Objective
Show every line where "title" occurs.

Chart and figure data
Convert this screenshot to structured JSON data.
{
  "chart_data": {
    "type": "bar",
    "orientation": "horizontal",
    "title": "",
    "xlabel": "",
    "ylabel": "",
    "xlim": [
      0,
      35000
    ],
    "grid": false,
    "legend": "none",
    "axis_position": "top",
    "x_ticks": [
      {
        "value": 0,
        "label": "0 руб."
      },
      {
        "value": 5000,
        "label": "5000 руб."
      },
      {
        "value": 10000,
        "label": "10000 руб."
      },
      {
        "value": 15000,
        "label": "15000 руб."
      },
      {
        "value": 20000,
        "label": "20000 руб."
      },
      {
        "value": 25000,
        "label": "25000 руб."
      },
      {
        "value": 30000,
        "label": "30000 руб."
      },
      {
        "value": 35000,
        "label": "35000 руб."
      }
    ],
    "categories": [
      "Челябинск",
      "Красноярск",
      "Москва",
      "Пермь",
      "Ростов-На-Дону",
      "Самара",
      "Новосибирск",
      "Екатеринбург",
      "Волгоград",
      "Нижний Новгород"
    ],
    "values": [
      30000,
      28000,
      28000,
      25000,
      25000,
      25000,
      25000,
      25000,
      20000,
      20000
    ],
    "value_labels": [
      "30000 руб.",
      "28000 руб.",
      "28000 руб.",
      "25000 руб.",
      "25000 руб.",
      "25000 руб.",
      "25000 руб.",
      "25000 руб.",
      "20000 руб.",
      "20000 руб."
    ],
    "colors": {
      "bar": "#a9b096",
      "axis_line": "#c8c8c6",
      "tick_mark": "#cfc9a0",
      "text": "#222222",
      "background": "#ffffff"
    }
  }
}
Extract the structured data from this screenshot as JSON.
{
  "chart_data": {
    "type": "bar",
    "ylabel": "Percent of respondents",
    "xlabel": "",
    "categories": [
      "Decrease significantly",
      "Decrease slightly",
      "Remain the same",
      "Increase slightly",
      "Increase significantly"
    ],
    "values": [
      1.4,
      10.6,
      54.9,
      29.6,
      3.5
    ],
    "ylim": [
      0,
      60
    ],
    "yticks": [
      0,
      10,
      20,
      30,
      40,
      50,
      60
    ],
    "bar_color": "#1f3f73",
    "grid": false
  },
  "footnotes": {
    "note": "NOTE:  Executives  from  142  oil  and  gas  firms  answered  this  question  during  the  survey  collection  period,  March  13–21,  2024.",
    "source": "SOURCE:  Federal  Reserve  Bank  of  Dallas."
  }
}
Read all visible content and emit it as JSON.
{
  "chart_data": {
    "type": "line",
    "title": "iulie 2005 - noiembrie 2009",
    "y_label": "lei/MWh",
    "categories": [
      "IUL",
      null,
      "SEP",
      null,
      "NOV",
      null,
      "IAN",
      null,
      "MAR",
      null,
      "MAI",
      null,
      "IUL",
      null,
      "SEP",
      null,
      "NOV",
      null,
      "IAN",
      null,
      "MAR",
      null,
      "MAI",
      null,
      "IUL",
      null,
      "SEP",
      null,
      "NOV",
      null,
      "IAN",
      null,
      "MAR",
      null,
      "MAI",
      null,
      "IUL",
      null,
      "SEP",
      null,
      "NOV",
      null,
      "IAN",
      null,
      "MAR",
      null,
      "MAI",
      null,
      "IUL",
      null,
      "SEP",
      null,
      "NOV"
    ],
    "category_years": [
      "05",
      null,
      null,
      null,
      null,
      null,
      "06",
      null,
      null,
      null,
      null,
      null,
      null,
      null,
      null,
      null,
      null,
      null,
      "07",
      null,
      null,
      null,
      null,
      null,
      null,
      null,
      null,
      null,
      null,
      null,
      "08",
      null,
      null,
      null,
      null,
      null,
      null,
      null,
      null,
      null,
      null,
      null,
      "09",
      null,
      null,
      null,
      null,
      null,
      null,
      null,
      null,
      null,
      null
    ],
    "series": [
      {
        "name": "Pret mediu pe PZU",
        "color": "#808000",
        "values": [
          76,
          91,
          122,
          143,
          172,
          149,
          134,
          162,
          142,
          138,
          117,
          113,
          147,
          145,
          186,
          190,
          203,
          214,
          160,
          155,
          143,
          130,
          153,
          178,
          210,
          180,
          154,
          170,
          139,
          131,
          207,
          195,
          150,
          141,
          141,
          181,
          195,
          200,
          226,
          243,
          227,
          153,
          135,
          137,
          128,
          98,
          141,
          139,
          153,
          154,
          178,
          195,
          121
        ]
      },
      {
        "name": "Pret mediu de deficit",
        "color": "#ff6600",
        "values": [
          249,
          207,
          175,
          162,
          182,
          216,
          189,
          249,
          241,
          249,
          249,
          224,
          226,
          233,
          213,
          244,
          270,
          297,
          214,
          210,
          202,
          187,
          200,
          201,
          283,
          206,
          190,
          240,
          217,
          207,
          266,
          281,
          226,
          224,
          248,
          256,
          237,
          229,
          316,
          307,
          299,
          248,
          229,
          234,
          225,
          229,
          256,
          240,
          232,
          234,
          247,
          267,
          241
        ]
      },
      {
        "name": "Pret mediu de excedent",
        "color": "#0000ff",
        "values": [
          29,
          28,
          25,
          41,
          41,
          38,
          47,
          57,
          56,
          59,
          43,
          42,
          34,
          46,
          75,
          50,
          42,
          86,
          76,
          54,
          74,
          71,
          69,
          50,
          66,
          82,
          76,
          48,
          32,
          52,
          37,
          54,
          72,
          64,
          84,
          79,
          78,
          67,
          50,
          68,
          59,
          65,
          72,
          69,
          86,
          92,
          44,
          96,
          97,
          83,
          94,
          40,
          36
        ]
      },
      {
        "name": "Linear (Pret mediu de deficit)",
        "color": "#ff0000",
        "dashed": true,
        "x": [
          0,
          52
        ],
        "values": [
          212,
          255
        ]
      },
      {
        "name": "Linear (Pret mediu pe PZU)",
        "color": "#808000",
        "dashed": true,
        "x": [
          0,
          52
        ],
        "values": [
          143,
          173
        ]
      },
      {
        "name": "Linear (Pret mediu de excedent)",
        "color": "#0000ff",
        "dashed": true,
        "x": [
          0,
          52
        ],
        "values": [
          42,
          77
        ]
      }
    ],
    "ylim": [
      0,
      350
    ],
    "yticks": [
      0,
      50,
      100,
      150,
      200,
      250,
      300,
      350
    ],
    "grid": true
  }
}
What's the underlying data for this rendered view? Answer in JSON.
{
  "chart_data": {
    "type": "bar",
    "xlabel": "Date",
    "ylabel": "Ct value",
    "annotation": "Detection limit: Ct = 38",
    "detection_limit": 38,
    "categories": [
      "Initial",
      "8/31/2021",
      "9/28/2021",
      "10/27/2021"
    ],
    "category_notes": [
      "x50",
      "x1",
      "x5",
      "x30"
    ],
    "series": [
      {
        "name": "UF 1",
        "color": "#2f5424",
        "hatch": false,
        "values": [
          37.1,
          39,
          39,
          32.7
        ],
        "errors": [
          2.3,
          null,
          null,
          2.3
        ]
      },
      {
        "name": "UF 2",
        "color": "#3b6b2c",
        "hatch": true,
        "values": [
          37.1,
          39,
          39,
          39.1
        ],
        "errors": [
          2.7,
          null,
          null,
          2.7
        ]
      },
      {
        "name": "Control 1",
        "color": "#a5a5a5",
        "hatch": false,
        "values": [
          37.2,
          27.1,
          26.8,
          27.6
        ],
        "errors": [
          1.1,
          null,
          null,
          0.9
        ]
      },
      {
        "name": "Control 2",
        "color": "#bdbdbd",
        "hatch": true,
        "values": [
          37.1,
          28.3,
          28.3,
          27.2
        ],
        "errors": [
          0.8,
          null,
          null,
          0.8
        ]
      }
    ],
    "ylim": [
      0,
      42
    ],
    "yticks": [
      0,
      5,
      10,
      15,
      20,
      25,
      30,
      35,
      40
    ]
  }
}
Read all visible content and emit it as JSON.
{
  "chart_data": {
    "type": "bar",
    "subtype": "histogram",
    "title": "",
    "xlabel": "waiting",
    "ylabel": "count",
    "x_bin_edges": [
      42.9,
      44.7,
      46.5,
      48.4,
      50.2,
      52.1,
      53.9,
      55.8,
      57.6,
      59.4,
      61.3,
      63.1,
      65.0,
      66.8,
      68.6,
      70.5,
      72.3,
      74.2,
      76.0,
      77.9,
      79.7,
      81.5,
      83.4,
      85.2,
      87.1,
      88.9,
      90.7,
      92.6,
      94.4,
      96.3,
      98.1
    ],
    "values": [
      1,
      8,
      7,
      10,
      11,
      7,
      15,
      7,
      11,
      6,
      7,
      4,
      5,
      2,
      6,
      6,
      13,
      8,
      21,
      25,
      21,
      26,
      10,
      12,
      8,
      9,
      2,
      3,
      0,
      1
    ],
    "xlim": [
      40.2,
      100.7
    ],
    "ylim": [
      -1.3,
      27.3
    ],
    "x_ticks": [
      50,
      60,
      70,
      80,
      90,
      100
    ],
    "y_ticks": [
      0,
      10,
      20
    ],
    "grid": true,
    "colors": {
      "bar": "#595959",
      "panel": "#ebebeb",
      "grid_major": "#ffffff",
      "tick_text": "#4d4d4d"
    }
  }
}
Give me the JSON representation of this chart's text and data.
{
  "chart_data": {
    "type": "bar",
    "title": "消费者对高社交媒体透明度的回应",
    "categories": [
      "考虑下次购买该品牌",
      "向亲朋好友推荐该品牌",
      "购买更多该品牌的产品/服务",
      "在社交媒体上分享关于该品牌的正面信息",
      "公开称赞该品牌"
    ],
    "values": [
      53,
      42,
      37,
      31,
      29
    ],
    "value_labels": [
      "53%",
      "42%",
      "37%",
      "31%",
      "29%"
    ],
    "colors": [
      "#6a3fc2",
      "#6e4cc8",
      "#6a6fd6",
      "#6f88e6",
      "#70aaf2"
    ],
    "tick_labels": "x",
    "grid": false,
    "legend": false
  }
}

Completed exercise
    "title": "",
    "title": "iulie 2005 - noiembrie 2009",
    "title": "",
    "title": "消费者对高社交媒体透明度的回应",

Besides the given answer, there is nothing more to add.